** Opening Available data block **

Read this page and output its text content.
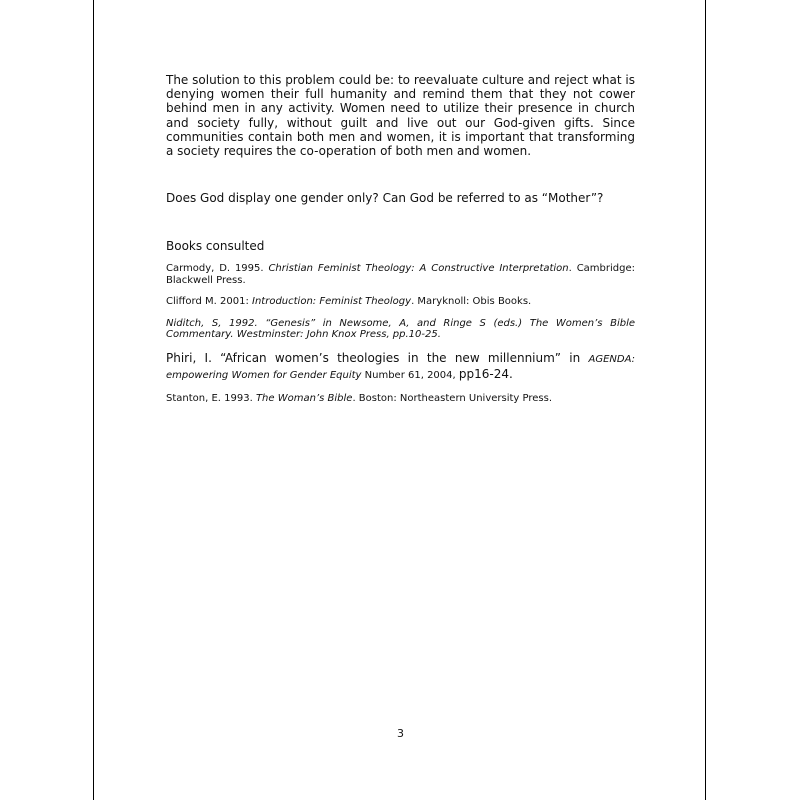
The solution to this problem could be: to reevaluate culture and reject what is denying women their full humanity and remind them that they not cower behind men in any activity. Women need to utilize their presence in church and society fully, without guilt and live out our God-given gifts. Since communities contain both men and women, it is important that transforming a society requires the co-operation of both men and women.

Does God display one gender only? Can God be referred to as “Mother”?

Books consulted

Carmody, D. 1995. Christian Feminist Theology: A Constructive Interpretation. Cambridge: Blackwell Press.

Clifford M. 2001: Introduction: Feminist Theology. Maryknoll: Obis Books.

Niditch, S, 1992. “Genesis” in Newsome, A, and Ringe S (eds.) The Women’s Bible Commentary. Westminster: John Knox Press, pp.10-25.

Phiri, I. “African women’s theologies in the new millennium” in AGENDA: empowering Women for Gender Equity Number 61, 2004, pp16-24.

Stanton, E. 1993. The Woman’s Bible. Boston: Northeastern University Press.

3
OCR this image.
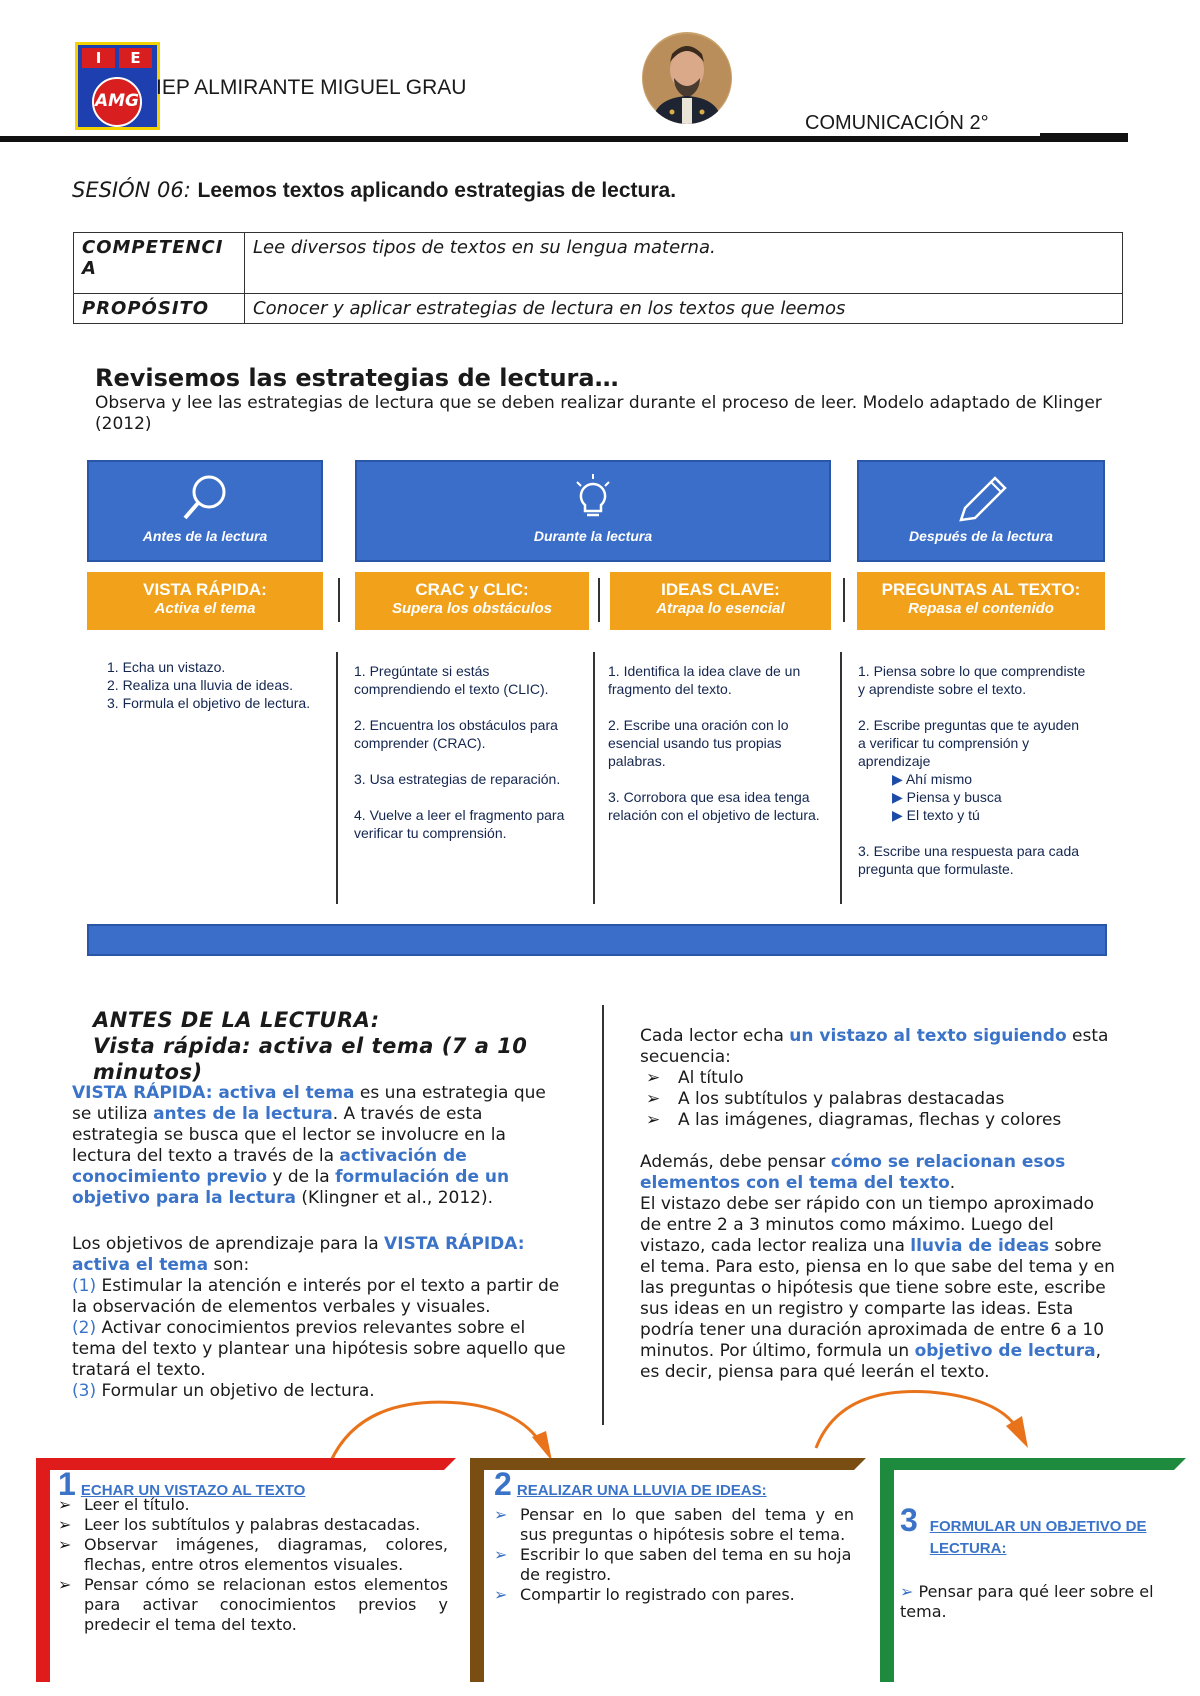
I	E
AMG
IEP ALMIRANTE MIGUEL GRAU
COMUNICACIÓN 2°
SESIÓN 06: Leemos textos aplicando estrategias de lectura.
COMPETENCIA	Lee diversos tipos de textos en su lengua materna.
PROPÓSITO	Conocer y aplicar estrategias de lectura en los textos que leemos
Revisemos las estrategias de lectura…
Observa y lee las estrategias de lectura que se deben realizar durante el proceso de leer. Modelo adaptado de Klinger (2012)
Antes de la lectura	Durante la lectura	Después de la lectura
VISTA RÁPIDA:
Activa el tema
CRAC y CLIC:
Supera los obstáculos
IDEAS CLAVE:
Atrapa lo esencial
PREGUNTAS AL TEXTO:
Repasa el contenido
1. Echa un vistazo.
2. Realiza una lluvia de ideas.
3. Formula el objetivo de lectura.

1. Pregúntate si estás comprendiendo el texto (CLIC).

2. Encuentra los obstáculos para comprender (CRAC).

3. Usa estrategias de reparación.

4. Vuelve a leer el fragmento para verificar tu comprensión.

1. Identifica la idea clave de un fragmento del texto.

2. Escribe una oración con lo esencial usando tus propias palabras.

3. Corrobora que esa idea tenga relación con el objetivo de lectura.

1. Piensa sobre lo que comprendiste y aprendiste sobre el texto.

2. Escribe preguntas que te ayuden a verificar tu comprensión y aprendizaje
▶ Ahí mismo
▶ Piensa y busca
▶ El texto y tú
3. Escribe una respuesta para cada pregunta que formulaste.
ANTES DE LA LECTURA:
Vista rápida: activa el tema (7 a 10 minutos)
VISTA RÁPIDA: activa el tema es una estrategia que se utiliza antes de la lectura. A través de esta estrategia se busca que el lector se involucre en la lectura del texto a través de la activación de conocimiento previo y de la formulación de un objetivo para la lectura (Klingner et al., 2012).
Los objetivos de aprendizaje para la VISTA RÁPIDA: activa el tema son:
(1) Estimular la atención e interés por el texto a partir de la observación de elementos verbales y visuales.
(2) Activar conocimientos previos relevantes sobre el tema del texto y plantear una hipótesis sobre aquello que tratará el texto.
(3) Formular un objetivo de lectura.
Cada lector echa un vistazo al texto siguiendo esta secuencia:
➢ Al título
➢ A los subtítulos y palabras destacadas
➢ A las imágenes, diagramas, flechas y colores
Además, debe pensar cómo se relacionan esos elementos con el tema del texto.
El vistazo debe ser rápido con un tiempo aproximado de entre 2 a 3 minutos como máximo. Luego del vistazo, cada lector realiza una lluvia de ideas sobre el tema. Para esto, piensa en lo que sabe del tema y en las preguntas o hipótesis que tiene sobre este, escribe sus ideas en un registro y comparte las ideas. Esta podría tener una duración aproximada de entre 6 a 10 minutos. Por último, formula un objetivo de lectura, es decir, piensa para qué leerán el texto.
1 ECHAR UN VISTAZO AL TEXTO
➢ Leer el título.
➢ Leer los subtítulos y palabras destacadas.
➢ Observar imágenes, diagramas, colores, flechas, entre otros elementos visuales.
➢ Pensar cómo se relacionan estos elementos para activar conocimientos previos y predecir el tema del texto.
2 REALIZAR UNA LLUVIA DE IDEAS:
➢ Pensar en lo que saben del tema y en sus preguntas o hipótesis sobre el tema.
➢ Escribir lo que saben del tema en su hoja de registro.
➢ Compartir lo registrado con pares.
3 FORMULAR UN OBJETIVO DE LECTURA:
➢ Pensar para qué leer sobre el tema.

** Closing Available data block **

Check each line above for the string "busca" and copy the ones that have it.

▶ Piensa y busca
VISTA RÁPIDA: activa el tema es una estrategia que se utiliza antes de la lectura. A través de esta estrategia se busca que el lector se involucre en la lectura del texto a través de la activación de conocimiento previo y de la formulación de un objetivo para la lectura (Klingner et al., 2012).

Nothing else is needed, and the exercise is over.